Output every line below exactly.

** START Entries **

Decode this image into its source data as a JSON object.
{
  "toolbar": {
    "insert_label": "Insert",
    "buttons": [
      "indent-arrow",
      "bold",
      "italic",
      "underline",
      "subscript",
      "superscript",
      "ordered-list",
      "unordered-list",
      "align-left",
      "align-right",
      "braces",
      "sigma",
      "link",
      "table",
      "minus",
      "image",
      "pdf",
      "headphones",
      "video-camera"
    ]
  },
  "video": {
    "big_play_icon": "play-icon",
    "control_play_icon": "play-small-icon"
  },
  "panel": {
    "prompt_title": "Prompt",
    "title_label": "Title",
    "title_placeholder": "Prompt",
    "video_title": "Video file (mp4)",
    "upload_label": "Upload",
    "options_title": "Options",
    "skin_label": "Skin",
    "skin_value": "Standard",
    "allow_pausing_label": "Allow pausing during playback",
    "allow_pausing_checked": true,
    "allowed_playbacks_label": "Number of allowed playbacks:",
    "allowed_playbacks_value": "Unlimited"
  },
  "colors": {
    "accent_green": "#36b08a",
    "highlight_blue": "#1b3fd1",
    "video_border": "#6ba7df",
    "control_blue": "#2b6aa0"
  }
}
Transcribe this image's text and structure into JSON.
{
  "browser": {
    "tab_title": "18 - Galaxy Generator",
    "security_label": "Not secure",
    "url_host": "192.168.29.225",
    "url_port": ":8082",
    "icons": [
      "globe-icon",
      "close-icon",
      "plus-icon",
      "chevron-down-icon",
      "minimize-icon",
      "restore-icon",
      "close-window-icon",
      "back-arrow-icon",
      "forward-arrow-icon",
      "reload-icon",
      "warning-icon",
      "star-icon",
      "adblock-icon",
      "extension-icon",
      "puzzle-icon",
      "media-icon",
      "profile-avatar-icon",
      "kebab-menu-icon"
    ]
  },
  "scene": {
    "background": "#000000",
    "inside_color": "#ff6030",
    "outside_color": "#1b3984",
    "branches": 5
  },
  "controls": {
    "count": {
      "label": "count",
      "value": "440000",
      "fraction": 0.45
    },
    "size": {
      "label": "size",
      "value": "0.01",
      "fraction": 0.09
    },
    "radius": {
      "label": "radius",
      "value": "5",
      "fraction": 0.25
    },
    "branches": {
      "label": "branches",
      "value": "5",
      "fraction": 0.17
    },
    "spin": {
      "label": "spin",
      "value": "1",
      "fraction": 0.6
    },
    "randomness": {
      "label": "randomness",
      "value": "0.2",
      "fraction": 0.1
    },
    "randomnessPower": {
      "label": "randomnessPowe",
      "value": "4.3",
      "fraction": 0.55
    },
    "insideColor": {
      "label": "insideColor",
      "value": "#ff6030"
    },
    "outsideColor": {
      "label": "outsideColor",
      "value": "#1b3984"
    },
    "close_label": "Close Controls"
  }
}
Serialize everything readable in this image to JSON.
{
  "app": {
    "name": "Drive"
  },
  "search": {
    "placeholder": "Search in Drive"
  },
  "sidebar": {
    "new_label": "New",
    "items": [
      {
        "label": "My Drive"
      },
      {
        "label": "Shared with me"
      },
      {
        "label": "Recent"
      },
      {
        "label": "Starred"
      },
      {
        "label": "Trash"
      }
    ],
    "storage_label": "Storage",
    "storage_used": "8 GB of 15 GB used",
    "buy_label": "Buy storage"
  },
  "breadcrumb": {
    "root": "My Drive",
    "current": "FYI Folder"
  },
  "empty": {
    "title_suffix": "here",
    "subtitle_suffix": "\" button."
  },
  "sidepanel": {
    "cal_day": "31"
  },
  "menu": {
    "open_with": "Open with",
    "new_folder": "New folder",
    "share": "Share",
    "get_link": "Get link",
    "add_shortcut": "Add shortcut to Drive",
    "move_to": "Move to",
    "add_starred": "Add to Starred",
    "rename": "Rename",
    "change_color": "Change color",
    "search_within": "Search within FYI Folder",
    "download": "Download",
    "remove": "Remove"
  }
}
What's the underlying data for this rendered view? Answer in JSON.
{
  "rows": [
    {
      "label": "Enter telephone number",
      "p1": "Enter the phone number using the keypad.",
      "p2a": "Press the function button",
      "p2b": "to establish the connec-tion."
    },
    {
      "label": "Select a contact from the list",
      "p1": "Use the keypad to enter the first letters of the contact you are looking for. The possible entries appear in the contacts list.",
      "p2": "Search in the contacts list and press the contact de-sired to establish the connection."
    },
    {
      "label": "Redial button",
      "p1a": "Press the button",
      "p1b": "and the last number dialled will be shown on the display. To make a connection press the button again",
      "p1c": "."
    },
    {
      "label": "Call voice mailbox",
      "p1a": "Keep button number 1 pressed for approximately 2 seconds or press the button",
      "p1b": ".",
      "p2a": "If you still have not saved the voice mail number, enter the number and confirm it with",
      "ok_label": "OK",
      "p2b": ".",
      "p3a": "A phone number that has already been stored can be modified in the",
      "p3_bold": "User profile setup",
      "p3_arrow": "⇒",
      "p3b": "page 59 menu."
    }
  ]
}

** END Entries **

| Completed exercise |
Decode this image into its source data as a JSON object.
{
  "toolbar": {
    "insert_label": "Insert",
    "buttons": [
      "indent-arrow",
      "bold",
      "italic",
      "underline",
      "subscript",
      "superscript",
      "ordered-list",
      "unordered-list",
      "align-left",
      "align-right",
      "braces",
      "sigma",
      "link",
      "table",
      "minus",
      "image",
      "pdf",
      "headphones",
      "video-camera"
    ]
  },
  "video": {
    "big_play_icon": "play-icon",
    "control_play_icon": "play-small-icon"
  },
  "panel": {
    "prompt_title": "Prompt",
    "title_label": "Title",
    "title_placeholder": "Prompt",
    "video_title": "Video file (mp4)",
    "upload_label": "Upload",
    "options_title": "Options",
    "skin_label": "Skin",
    "skin_value": "Standard",
    "allow_pausing_label": "Allow pausing during playback",
    "allow_pausing_checked": true,
    "allowed_playbacks_label": "Number of allowed playbacks:",
    "allowed_playbacks_value": "Unlimited"
  },
  "colors": {
    "accent_green": "#36b08a",
    "highlight_blue": "#1b3fd1",
    "video_border": "#6ba7df",
    "control_blue": "#2b6aa0"
  }
}
Transcribe this image's text and structure into JSON.
{
  "browser": {
    "tab_title": "18 - Galaxy Generator",
    "security_label": "Not secure",
    "url_host": "192.168.29.225",
    "url_port": ":8082",
    "icons": [
      "globe-icon",
      "close-icon",
      "plus-icon",
      "chevron-down-icon",
      "minimize-icon",
      "restore-icon",
      "close-window-icon",
      "back-arrow-icon",
      "forward-arrow-icon",
      "reload-icon",
      "warning-icon",
      "star-icon",
      "adblock-icon",
      "extension-icon",
      "puzzle-icon",
      "media-icon",
      "profile-avatar-icon",
      "kebab-menu-icon"
    ]
  },
  "scene": {
    "background": "#000000",
    "inside_color": "#ff6030",
    "outside_color": "#1b3984",
    "branches": 5
  },
  "controls": {
    "count": {
      "label": "count",
      "value": "440000",
      "fraction": 0.45
    },
    "size": {
      "label": "size",
      "value": "0.01",
      "fraction": 0.09
    },
    "radius": {
      "label": "radius",
      "value": "5",
      "fraction": 0.25
    },
    "branches": {
      "label": "branches",
      "value": "5",
      "fraction": 0.17
    },
    "spin": {
      "label": "spin",
      "value": "1",
      "fraction": 0.6
    },
    "randomness": {
      "label": "randomness",
      "value": "0.2",
      "fraction": 0.1
    },
    "randomnessPower": {
      "label": "randomnessPowe",
      "value": "4.3",
      "fraction": 0.55
    },
    "insideColor": {
      "label": "insideColor",
      "value": "#ff6030"
    },
    "outsideColor": {
      "label": "outsideColor",
      "value": "#1b3984"
    },
    "close_label": "Close Controls"
  }
}
Serialize everything readable in this image to JSON.
{
  "app": {
    "name": "Drive"
  },
  "search": {
    "placeholder": "Search in Drive"
  },
  "sidebar": {
    "new_label": "New",
    "items": [
      {
        "label": "My Drive"
      },
      {
        "label": "Shared with me"
      },
      {
        "label": "Recent"
      },
      {
        "label": "Starred"
      },
      {
        "label": "Trash"
      }
    ],
    "storage_label": "Storage",
    "storage_used": "8 GB of 15 GB used",
    "buy_label": "Buy storage"
  },
  "breadcrumb": {
    "root": "My Drive",
    "current": "FYI Folder"
  },
  "empty": {
    "title_suffix": "here",
    "subtitle_suffix": "\" button."
  },
  "sidepanel": {
    "cal_day": "31"
  },
  "menu": {
    "open_with": "Open with",
    "new_folder": "New folder",
    "share": "Share",
    "get_link": "Get link",
    "add_shortcut": "Add shortcut to Drive",
    "move_to": "Move to",
    "add_starred": "Add to Starred",
    "rename": "Rename",
    "change_color": "Change color",
    "search_within": "Search within FYI Folder",
    "download": "Download",
    "remove": "Remove"
  }
}
What's the underlying data for this rendered view? Answer in JSON.
{
  "rows": [
    {
      "label": "Enter telephone number",
      "p1": "Enter the phone number using the keypad.",
      "p2a": "Press the function button",
      "p2b": "to establish the connec-tion."
    },
    {
      "label": "Select a contact from the list",
      "p1": "Use the keypad to enter the first letters of the contact you are looking for. The possible entries appear in the contacts list.",
      "p2": "Search in the contacts list and press the contact de-sired to establish the connection."
    },
    {
      "label": "Redial button",
      "p1a": "Press the button",
      "p1b": "and the last number dialled will be shown on the display. To make a connection press the button again",
      "p1c": "."
    },
    {
      "label": "Call voice mailbox",
      "p1a": "Keep button number 1 pressed for approximately 2 seconds or press the button",
      "p1b": ".",
      "p2a": "If you still have not saved the voice mail number, enter the number and confirm it with",
      "ok_label": "OK",
      "p2b": ".",
      "p3a": "A phone number that has already been stored can be modified in the",
      "p3_bold": "User profile setup",
      "p3_arrow": "⇒",
      "p3b": "page 59 menu."
    }
  ]
}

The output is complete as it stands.